Data entries:
-*-

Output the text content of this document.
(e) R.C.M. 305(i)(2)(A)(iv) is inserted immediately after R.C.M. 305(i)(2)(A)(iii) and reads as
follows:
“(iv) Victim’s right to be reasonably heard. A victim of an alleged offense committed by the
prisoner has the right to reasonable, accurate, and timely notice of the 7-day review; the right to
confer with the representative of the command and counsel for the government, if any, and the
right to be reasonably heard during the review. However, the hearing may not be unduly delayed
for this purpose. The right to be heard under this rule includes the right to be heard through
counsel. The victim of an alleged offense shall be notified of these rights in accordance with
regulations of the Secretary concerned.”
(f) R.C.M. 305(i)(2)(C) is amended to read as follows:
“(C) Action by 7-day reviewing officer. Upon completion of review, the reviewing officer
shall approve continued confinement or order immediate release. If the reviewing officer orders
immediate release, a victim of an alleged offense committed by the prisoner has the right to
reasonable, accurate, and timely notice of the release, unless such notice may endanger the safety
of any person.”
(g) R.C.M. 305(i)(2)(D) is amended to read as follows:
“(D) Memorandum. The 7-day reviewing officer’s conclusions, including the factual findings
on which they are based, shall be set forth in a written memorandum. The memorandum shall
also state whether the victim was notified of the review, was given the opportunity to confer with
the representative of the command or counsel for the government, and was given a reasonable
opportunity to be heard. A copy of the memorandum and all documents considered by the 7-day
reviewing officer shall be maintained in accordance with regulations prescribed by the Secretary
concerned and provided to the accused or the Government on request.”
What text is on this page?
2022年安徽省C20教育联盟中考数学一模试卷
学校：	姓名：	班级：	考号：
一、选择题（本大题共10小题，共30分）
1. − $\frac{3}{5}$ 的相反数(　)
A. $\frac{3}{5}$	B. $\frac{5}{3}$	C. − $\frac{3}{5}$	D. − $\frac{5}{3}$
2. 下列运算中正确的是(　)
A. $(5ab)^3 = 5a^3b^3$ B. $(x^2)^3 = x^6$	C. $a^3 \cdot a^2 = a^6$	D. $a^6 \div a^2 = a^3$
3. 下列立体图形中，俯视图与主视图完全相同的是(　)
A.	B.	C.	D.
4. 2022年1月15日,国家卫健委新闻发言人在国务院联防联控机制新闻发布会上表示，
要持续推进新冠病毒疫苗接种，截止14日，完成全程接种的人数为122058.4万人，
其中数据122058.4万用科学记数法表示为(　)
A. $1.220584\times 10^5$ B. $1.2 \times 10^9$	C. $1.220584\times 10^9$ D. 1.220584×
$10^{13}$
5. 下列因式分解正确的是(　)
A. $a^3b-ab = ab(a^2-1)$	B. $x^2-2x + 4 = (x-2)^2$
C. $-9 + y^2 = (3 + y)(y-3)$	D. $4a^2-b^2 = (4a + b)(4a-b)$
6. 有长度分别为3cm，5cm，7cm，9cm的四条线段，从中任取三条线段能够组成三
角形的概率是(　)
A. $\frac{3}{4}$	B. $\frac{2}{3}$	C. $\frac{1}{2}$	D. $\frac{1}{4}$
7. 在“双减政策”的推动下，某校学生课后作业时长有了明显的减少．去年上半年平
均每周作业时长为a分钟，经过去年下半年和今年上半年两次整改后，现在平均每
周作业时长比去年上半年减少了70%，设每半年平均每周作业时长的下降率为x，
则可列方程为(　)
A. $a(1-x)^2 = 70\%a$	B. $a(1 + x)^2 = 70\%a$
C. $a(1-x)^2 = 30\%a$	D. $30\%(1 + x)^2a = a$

-*-

EXERCISE AIM: Please restate the data word for word, every record included.

EXERCISE ANSWER:
Output the text content of this document.
(e) R.C.M. 305(i)(2)(A)(iv) is inserted immediately after R.C.M. 305(i)(2)(A)(iii) and reads as
follows:
“(iv) Victim’s right to be reasonably heard. A victim of an alleged offense committed by the
prisoner has the right to reasonable, accurate, and timely notice of the 7-day review; the right to
confer with the representative of the command and counsel for the government, if any, and the
right to be reasonably heard during the review. However, the hearing may not be unduly delayed
for this purpose. The right to be heard under this rule includes the right to be heard through
counsel. The victim of an alleged offense shall be notified of these rights in accordance with
regulations of the Secretary concerned.”
(f) R.C.M. 305(i)(2)(C) is amended to read as follows:
“(C) Action by 7-day reviewing officer. Upon completion of review, the reviewing officer
shall approve continued confinement or order immediate release. If the reviewing officer orders
immediate release, a victim of an alleged offense committed by the prisoner has the right to
reasonable, accurate, and timely notice of the release, unless such notice may endanger the safety
of any person.”
(g) R.C.M. 305(i)(2)(D) is amended to read as follows:
“(D) Memorandum. The 7-day reviewing officer’s conclusions, including the factual findings
on which they are based, shall be set forth in a written memorandum. The memorandum shall
also state whether the victim was notified of the review, was given the opportunity to confer with
the representative of the command or counsel for the government, and was given a reasonable
opportunity to be heard. A copy of the memorandum and all documents considered by the 7-day
reviewing officer shall be maintained in accordance with regulations prescribed by the Secretary
concerned and provided to the accused or the Government on request.”
What text is on this page?
2022年安徽省C20教育联盟中考数学一模试卷
学校：	姓名：	班级：	考号：
一、选择题（本大题共10小题，共30分）
1. − $\frac{3}{5}$ 的相反数(　)
A. $\frac{3}{5}$	B. $\frac{5}{3}$	C. − $\frac{3}{5}$	D. − $\frac{5}{3}$
2. 下列运算中正确的是(　)
A. $(5ab)^3 = 5a^3b^3$ B. $(x^2)^3 = x^6$	C. $a^3 \cdot a^2 = a^6$	D. $a^6 \div a^2 = a^3$
3. 下列立体图形中，俯视图与主视图完全相同的是(　)
A.	B.	C.	D.
4. 2022年1月15日,国家卫健委新闻发言人在国务院联防联控机制新闻发布会上表示，
要持续推进新冠病毒疫苗接种，截止14日，完成全程接种的人数为122058.4万人，
其中数据122058.4万用科学记数法表示为(　)
A. $1.220584\times 10^5$ B. $1.2 \times 10^9$	C. $1.220584\times 10^9$ D. 1.220584×
$10^{13}$
5. 下列因式分解正确的是(　)
A. $a^3b-ab = ab(a^2-1)$	B. $x^2-2x + 4 = (x-2)^2$
C. $-9 + y^2 = (3 + y)(y-3)$	D. $4a^2-b^2 = (4a + b)(4a-b)$
6. 有长度分别为3cm，5cm，7cm，9cm的四条线段，从中任取三条线段能够组成三
角形的概率是(　)
A. $\frac{3}{4}$	B. $\frac{2}{3}$	C. $\frac{1}{2}$	D. $\frac{1}{4}$
7. 在“双减政策”的推动下，某校学生课后作业时长有了明显的减少．去年上半年平
均每周作业时长为a分钟，经过去年下半年和今年上半年两次整改后，现在平均每
周作业时长比去年上半年减少了70%，设每半年平均每周作业时长的下降率为x，
则可列方程为(　)
A. $a(1-x)^2 = 70\%a$	B. $a(1 + x)^2 = 70\%a$
C. $a(1-x)^2 = 30\%a$	D. $30\%(1 + x)^2a = a$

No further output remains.